◆ **Exercise directions**: Reproduce the passage of the wood boiler forum thread from "Unpressurized tanks do" to "2 story homes." word for word.

═════ Extracted text

During the US energy crisis of the 1970's, wood boilers were installed in many houses. When oil went cheap, the industry just died. here comes 2008 and we find ourselves in the same situation. caught once again. If oil prices stayed high then you would see more wood boiler development. US oil prices have always been cheaper the European but then the tax structure in Europe on oil is much different which makes for higher oil prices there hence alternative developement. I think the US litigation issue is somewhat overblown. If the market were large enough to make money, US market designed Euro products would start heading this way on a massive scale. The US already uses plenty of Euro oil/gas boilers. 

Here's your chance to start an export business to the states.

Mike


----------



## tom in maine (Mar 22, 2009)

While I have zero experience with lambda sensors, I do know tanks a little.
I agree a round tank makes a lot of sense, given the fact that you lose the hole square tank wants to become round stresses, but 
a square tank uses less basement real estate. Even if this is a small amount, it does make a difference to the average consumer--though
not necessarily the average Hearth reader. And if designed well, it is not a problem ;^)

Unpressurized tanks do cost less than pressurized ones. The heat exchangers help bump the price up. Once again, we in this forum are mostly DIY'ers.
IF you are paying an installer to put in a tank, an unpressurized tank will win every time, given the labor savings and logistics.

Dick Hill (the inventor of the first gasifier wood boiler)  and I NEVER used a heat exchanger to interface a ferrous or non-ferrous boiler with a storage tank. Never! We were too cheap to use the heat exchanger and pumped tank water directly into the heating load. This can be difficult for multi-story buildings, but works fine on one or 2 story homes.

══════════
═════ Data rows

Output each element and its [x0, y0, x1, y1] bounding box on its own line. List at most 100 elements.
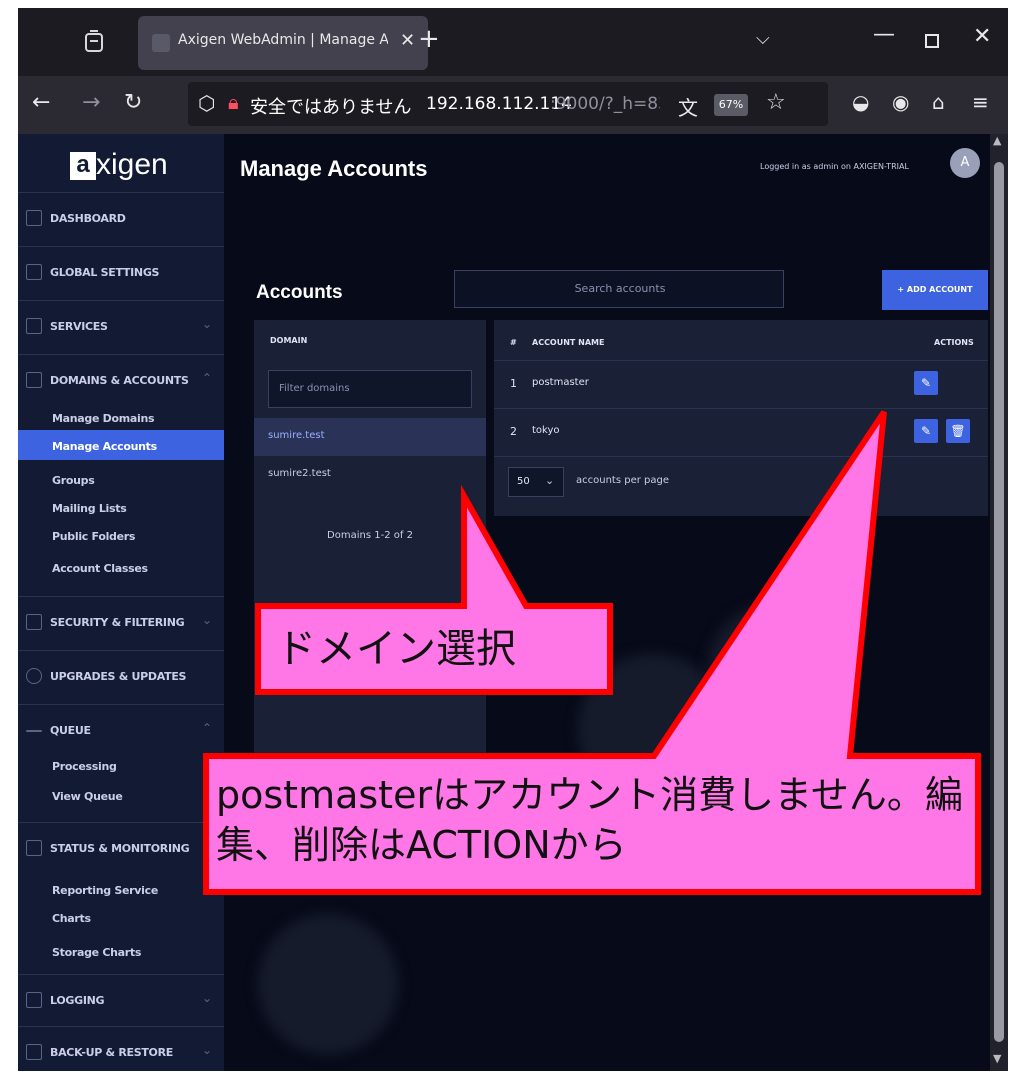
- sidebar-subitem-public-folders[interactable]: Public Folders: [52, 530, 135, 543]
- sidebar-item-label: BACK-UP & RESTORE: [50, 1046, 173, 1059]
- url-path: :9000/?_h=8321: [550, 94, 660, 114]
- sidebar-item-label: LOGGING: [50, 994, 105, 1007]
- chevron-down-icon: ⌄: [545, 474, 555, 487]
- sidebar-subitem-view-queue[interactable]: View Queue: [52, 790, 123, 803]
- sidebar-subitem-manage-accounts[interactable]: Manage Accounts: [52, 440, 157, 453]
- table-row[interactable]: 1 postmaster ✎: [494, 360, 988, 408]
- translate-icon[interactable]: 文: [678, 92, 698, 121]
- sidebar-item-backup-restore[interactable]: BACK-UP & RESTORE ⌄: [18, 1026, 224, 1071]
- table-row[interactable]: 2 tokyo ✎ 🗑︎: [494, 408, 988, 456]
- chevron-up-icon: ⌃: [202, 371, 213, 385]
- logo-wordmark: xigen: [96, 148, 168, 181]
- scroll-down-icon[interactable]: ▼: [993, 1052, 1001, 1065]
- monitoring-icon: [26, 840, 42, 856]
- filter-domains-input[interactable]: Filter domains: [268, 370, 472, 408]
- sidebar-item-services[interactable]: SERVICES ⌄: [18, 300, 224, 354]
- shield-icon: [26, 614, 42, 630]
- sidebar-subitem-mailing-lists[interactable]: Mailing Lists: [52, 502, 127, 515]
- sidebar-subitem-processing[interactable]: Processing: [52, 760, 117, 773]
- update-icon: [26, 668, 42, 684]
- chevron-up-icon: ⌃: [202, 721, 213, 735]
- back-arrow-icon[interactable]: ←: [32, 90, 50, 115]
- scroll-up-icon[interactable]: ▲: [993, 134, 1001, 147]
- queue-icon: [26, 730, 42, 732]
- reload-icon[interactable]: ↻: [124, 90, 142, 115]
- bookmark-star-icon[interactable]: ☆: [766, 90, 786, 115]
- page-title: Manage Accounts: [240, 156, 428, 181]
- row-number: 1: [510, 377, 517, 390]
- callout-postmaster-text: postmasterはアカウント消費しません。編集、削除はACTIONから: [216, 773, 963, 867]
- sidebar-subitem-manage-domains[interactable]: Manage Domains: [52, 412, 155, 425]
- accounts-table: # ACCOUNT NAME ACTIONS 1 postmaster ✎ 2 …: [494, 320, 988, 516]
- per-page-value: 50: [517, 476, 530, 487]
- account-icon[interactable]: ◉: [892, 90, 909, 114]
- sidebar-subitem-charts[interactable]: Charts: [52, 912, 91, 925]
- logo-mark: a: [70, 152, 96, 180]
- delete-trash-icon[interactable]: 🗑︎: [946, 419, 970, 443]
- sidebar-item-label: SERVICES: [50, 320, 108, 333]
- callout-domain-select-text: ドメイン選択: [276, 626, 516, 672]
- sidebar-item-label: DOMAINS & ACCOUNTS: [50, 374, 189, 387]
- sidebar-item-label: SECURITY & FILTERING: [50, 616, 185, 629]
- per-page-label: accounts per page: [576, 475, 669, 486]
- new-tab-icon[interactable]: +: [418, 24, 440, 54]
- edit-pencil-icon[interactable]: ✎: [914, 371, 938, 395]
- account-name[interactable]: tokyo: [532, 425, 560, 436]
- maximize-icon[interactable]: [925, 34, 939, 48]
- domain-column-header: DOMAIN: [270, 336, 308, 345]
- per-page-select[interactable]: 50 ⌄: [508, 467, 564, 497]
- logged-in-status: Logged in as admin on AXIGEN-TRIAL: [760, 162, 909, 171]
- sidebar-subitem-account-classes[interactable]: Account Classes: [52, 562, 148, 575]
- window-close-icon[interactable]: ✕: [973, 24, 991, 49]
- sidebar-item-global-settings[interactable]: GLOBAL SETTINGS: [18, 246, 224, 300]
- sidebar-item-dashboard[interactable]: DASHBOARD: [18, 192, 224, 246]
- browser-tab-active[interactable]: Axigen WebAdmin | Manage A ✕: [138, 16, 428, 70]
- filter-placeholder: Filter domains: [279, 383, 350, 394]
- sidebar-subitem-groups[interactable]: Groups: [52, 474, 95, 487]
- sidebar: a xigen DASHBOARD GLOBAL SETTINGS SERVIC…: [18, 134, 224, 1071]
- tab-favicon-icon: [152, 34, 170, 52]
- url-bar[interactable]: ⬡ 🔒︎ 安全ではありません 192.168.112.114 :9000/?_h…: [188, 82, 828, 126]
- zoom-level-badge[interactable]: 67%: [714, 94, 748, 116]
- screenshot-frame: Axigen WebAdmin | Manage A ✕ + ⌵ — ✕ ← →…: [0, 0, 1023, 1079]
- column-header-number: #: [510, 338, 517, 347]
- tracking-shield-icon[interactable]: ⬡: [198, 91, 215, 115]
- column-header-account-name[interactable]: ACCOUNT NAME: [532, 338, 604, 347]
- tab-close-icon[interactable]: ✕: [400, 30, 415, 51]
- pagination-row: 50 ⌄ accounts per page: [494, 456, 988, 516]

══════════

◆ **Response below**:
Unpressurized tanks do cost less than pressurized ones. The heat exchangers help bump the price up. Once again, we in this forum are mostly DIY'ers.
IF you are paying an installer to put in a tank, an unpressurized tank will win every time, given the labor savings and logistics.

Dick Hill (the inventor of the first gasifier wood boiler)  and I NEVER used a heat exchanger to interface a ferrous or non-ferrous boiler with a storage tank. Never! We were too cheap to use the heat exchanger and pumped tank water directly into the heating load. This can be difficult for multi-story buildings, but works fine on one or 2 story homes.